### GOAL OF THE EXERCISE
The listing below is to be output in its exact form.

### INFORMATION SUPPLIED
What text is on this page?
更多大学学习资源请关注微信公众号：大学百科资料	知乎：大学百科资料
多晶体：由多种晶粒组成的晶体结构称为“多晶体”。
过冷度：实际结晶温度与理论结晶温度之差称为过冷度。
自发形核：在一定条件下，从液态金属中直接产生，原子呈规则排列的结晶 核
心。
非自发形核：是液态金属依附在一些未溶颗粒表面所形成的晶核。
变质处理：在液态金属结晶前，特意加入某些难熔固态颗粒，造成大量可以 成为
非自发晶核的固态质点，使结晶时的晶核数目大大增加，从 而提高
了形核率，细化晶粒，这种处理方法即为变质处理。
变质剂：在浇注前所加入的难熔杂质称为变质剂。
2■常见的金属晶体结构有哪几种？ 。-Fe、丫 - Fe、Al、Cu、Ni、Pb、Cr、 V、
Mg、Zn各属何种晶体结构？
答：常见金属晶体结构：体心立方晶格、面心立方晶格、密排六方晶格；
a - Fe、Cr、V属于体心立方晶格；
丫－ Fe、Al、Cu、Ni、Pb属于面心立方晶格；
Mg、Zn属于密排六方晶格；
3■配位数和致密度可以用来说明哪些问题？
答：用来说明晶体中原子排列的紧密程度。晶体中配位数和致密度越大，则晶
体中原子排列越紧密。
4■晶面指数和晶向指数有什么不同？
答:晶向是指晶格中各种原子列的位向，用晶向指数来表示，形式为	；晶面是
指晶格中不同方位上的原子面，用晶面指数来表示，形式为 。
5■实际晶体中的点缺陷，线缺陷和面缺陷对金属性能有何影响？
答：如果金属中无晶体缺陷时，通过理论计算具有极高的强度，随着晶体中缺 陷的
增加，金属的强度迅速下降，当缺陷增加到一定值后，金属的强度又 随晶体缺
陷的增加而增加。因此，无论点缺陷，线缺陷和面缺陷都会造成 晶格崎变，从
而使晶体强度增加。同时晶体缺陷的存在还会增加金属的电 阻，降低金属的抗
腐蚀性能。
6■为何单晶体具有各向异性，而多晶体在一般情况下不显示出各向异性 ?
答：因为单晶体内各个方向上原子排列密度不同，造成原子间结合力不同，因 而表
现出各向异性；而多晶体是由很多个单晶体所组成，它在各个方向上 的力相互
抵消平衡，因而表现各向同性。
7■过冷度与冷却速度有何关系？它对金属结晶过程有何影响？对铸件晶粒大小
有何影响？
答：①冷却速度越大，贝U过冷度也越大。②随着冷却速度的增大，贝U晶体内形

### RESULT OF THE EXERCISE
What text is on this page?
更多大学学习资源请关注微信公众号：大学百科资料	知乎：大学百科资料
多晶体：由多种晶粒组成的晶体结构称为“多晶体”。
过冷度：实际结晶温度与理论结晶温度之差称为过冷度。
自发形核：在一定条件下，从液态金属中直接产生，原子呈规则排列的结晶 核
心。
非自发形核：是液态金属依附在一些未溶颗粒表面所形成的晶核。
变质处理：在液态金属结晶前，特意加入某些难熔固态颗粒，造成大量可以 成为
非自发晶核的固态质点，使结晶时的晶核数目大大增加，从 而提高
了形核率，细化晶粒，这种处理方法即为变质处理。
变质剂：在浇注前所加入的难熔杂质称为变质剂。
2■常见的金属晶体结构有哪几种？ 。-Fe、丫 - Fe、Al、Cu、Ni、Pb、Cr、 V、
Mg、Zn各属何种晶体结构？
答：常见金属晶体结构：体心立方晶格、面心立方晶格、密排六方晶格；
a - Fe、Cr、V属于体心立方晶格；
丫－ Fe、Al、Cu、Ni、Pb属于面心立方晶格；
Mg、Zn属于密排六方晶格；
3■配位数和致密度可以用来说明哪些问题？
答：用来说明晶体中原子排列的紧密程度。晶体中配位数和致密度越大，则晶
体中原子排列越紧密。
4■晶面指数和晶向指数有什么不同？
答:晶向是指晶格中各种原子列的位向，用晶向指数来表示，形式为	；晶面是
指晶格中不同方位上的原子面，用晶面指数来表示，形式为 。
5■实际晶体中的点缺陷，线缺陷和面缺陷对金属性能有何影响？
答：如果金属中无晶体缺陷时，通过理论计算具有极高的强度，随着晶体中缺 陷的
增加，金属的强度迅速下降，当缺陷增加到一定值后，金属的强度又 随晶体缺
陷的增加而增加。因此，无论点缺陷，线缺陷和面缺陷都会造成 晶格崎变，从
而使晶体强度增加。同时晶体缺陷的存在还会增加金属的电 阻，降低金属的抗
腐蚀性能。
6■为何单晶体具有各向异性，而多晶体在一般情况下不显示出各向异性 ?
答：因为单晶体内各个方向上原子排列密度不同，造成原子间结合力不同，因 而表
现出各向异性；而多晶体是由很多个单晶体所组成，它在各个方向上 的力相互
抵消平衡，因而表现各向同性。
7■过冷度与冷却速度有何关系？它对金属结晶过程有何影响？对铸件晶粒大小
有何影响？
答：①冷却速度越大，贝U过冷度也越大。②随着冷却速度的增大，贝U晶体内形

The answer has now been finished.